-------- Excerpted data
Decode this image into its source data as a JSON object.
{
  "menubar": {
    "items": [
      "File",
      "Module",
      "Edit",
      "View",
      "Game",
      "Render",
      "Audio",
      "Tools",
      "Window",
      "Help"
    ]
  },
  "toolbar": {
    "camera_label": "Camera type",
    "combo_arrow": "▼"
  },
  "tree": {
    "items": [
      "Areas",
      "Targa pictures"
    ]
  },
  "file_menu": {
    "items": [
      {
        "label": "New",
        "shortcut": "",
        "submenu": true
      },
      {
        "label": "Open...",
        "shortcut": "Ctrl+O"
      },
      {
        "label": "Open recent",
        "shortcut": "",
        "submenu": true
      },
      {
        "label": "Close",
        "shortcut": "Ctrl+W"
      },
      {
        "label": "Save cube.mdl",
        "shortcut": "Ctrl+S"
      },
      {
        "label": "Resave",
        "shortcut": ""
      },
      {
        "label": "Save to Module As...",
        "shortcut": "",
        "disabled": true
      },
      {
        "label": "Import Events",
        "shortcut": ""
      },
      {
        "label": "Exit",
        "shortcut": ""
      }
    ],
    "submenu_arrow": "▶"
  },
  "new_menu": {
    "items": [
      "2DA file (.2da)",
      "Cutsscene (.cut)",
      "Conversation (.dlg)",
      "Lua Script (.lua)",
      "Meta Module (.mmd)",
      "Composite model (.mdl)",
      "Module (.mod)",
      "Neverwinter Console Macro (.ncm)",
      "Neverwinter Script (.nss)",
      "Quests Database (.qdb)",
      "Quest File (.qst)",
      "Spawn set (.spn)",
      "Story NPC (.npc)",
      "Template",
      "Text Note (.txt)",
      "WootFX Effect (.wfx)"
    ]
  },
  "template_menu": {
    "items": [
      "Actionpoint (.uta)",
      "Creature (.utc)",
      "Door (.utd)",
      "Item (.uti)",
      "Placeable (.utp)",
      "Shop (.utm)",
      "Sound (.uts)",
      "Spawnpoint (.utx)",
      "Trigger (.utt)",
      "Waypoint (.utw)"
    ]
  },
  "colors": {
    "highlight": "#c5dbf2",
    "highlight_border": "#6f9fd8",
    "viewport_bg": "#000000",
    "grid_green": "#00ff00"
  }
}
----------------
Go through the listing above and work out how many lines contain the string "Neverwinter". Reply with the number alone.

2